◆ What to produce ◆
Quote all of the entries word for word.

[Figure content listings]
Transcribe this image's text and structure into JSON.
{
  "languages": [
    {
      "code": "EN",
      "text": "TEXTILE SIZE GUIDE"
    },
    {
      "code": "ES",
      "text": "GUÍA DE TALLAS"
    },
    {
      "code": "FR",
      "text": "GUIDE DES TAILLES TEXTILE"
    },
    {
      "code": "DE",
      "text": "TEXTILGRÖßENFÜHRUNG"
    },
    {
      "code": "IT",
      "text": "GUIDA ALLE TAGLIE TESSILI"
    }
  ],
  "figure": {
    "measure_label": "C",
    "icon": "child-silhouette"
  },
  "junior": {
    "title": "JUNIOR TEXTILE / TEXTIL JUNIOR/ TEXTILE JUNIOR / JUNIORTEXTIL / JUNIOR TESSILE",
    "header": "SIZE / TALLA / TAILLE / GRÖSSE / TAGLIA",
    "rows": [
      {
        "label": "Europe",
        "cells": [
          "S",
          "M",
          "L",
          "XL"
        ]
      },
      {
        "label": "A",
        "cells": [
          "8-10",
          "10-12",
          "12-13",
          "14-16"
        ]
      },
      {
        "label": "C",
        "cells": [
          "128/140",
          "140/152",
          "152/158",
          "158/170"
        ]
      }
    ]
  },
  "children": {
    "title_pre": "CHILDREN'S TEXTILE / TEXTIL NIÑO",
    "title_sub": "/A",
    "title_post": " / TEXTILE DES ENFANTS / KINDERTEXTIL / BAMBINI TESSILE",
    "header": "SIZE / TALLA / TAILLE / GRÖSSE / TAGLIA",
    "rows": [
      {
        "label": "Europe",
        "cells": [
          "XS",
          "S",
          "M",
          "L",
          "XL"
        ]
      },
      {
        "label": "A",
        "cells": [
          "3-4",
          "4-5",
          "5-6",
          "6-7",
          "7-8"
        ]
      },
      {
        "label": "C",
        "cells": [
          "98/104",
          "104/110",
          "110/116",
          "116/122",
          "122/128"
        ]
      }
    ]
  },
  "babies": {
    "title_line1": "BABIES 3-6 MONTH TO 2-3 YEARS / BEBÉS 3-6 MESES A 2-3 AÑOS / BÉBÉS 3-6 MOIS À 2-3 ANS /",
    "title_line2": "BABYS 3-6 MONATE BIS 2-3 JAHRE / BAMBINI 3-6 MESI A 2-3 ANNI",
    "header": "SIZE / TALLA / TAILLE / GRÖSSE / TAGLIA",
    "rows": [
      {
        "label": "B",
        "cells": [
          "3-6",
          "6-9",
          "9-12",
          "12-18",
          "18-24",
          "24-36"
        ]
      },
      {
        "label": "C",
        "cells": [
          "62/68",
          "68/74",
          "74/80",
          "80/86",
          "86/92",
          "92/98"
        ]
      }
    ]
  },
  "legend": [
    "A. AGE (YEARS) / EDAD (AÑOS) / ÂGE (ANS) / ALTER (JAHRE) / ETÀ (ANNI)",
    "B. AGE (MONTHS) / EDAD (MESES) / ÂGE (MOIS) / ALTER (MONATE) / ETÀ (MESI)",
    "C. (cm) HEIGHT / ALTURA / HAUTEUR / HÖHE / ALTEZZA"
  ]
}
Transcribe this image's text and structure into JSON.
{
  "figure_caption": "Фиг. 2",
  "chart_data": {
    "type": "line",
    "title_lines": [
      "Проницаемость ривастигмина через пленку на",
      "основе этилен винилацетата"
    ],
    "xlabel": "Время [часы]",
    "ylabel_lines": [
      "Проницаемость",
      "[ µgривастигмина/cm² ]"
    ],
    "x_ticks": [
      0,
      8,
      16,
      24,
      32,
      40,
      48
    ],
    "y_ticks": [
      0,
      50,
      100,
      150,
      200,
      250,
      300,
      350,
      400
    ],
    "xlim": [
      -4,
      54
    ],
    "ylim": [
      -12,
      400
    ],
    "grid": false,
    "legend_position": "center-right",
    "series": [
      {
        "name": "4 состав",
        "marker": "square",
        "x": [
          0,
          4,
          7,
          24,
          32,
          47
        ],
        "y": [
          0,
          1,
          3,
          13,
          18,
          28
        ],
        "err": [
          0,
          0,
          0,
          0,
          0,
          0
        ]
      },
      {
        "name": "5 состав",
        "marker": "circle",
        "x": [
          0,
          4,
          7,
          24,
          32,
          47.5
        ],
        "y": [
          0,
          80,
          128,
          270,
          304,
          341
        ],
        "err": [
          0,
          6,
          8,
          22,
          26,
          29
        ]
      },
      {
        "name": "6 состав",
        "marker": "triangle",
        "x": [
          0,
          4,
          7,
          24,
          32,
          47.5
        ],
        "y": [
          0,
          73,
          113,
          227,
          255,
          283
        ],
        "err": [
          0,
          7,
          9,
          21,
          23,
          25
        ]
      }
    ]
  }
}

◆ Final result ◆
Transcribe this image's text and structure into JSON.
{
  "languages": [
    {
      "code": "EN",
      "text": "TEXTILE SIZE GUIDE"
    },
    {
      "code": "ES",
      "text": "GUÍA DE TALLAS"
    },
    {
      "code": "FR",
      "text": "GUIDE DES TAILLES TEXTILE"
    },
    {
      "code": "DE",
      "text": "TEXTILGRÖßENFÜHRUNG"
    },
    {
      "code": "IT",
      "text": "GUIDA ALLE TAGLIE TESSILI"
    }
  ],
  "figure": {
    "measure_label": "C",
    "icon": "child-silhouette"
  },
  "junior": {
    "title": "JUNIOR TEXTILE / TEXTIL JUNIOR/ TEXTILE JUNIOR / JUNIORTEXTIL / JUNIOR TESSILE",
    "header": "SIZE / TALLA / TAILLE / GRÖSSE / TAGLIA",
    "rows": [
      {
        "label": "Europe",
        "cells": [
          "S",
          "M",
          "L",
          "XL"
        ]
      },
      {
        "label": "A",
        "cells": [
          "8-10",
          "10-12",
          "12-13",
          "14-16"
        ]
      },
      {
        "label": "C",
        "cells": [
          "128/140",
          "140/152",
          "152/158",
          "158/170"
        ]
      }
    ]
  },
  "children": {
    "title_pre": "CHILDREN'S TEXTILE / TEXTIL NIÑO",
    "title_sub": "/A",
    "title_post": " / TEXTILE DES ENFANTS / KINDERTEXTIL / BAMBINI TESSILE",
    "header": "SIZE / TALLA / TAILLE / GRÖSSE / TAGLIA",
    "rows": [
      {
        "label": "Europe",
        "cells": [
          "XS",
          "S",
          "M",
          "L",
          "XL"
        ]
      },
      {
        "label": "A",
        "cells": [
          "3-4",
          "4-5",
          "5-6",
          "6-7",
          "7-8"
        ]
      },
      {
        "label": "C",
        "cells": [
          "98/104",
          "104/110",
          "110/116",
          "116/122",
          "122/128"
        ]
      }
    ]
  },
  "babies": {
    "title_line1": "BABIES 3-6 MONTH TO 2-3 YEARS / BEBÉS 3-6 MESES A 2-3 AÑOS / BÉBÉS 3-6 MOIS À 2-3 ANS /",
    "title_line2": "BABYS 3-6 MONATE BIS 2-3 JAHRE / BAMBINI 3-6 MESI A 2-3 ANNI",
    "header": "SIZE / TALLA / TAILLE / GRÖSSE / TAGLIA",
    "rows": [
      {
        "label": "B",
        "cells": [
          "3-6",
          "6-9",
          "9-12",
          "12-18",
          "18-24",
          "24-36"
        ]
      },
      {
        "label": "C",
        "cells": [
          "62/68",
          "68/74",
          "74/80",
          "80/86",
          "86/92",
          "92/98"
        ]
      }
    ]
  },
  "legend": [
    "A. AGE (YEARS) / EDAD (AÑOS) / ÂGE (ANS) / ALTER (JAHRE) / ETÀ (ANNI)",
    "B. AGE (MONTHS) / EDAD (MESES) / ÂGE (MOIS) / ALTER (MONATE) / ETÀ (MESI)",
    "C. (cm) HEIGHT / ALTURA / HAUTEUR / HÖHE / ALTEZZA"
  ]
}
Transcribe this image's text and structure into JSON.
{
  "figure_caption": "Фиг. 2",
  "chart_data": {
    "type": "line",
    "title_lines": [
      "Проницаемость ривастигмина через пленку на",
      "основе этилен винилацетата"
    ],
    "xlabel": "Время [часы]",
    "ylabel_lines": [
      "Проницаемость",
      "[ µgривастигмина/cm² ]"
    ],
    "x_ticks": [
      0,
      8,
      16,
      24,
      32,
      40,
      48
    ],
    "y_ticks": [
      0,
      50,
      100,
      150,
      200,
      250,
      300,
      350,
      400
    ],
    "xlim": [
      -4,
      54
    ],
    "ylim": [
      -12,
      400
    ],
    "grid": false,
    "legend_position": "center-right",
    "series": [
      {
        "name": "4 состав",
        "marker": "square",
        "x": [
          0,
          4,
          7,
          24,
          32,
          47
        ],
        "y": [
          0,
          1,
          3,
          13,
          18,
          28
        ],
        "err": [
          0,
          0,
          0,
          0,
          0,
          0
        ]
      },
      {
        "name": "5 состав",
        "marker": "circle",
        "x": [
          0,
          4,
          7,
          24,
          32,
          47.5
        ],
        "y": [
          0,
          80,
          128,
          270,
          304,
          341
        ],
        "err": [
          0,
          6,
          8,
          22,
          26,
          29
        ]
      },
      {
        "name": "6 состав",
        "marker": "triangle",
        "x": [
          0,
          4,
          7,
          24,
          32,
          47.5
        ],
        "y": [
          0,
          73,
          113,
          227,
          255,
          283
        ],
        "err": [
          0,
          7,
          9,
          21,
          23,
          25
        ]
      }
    ]
  }
}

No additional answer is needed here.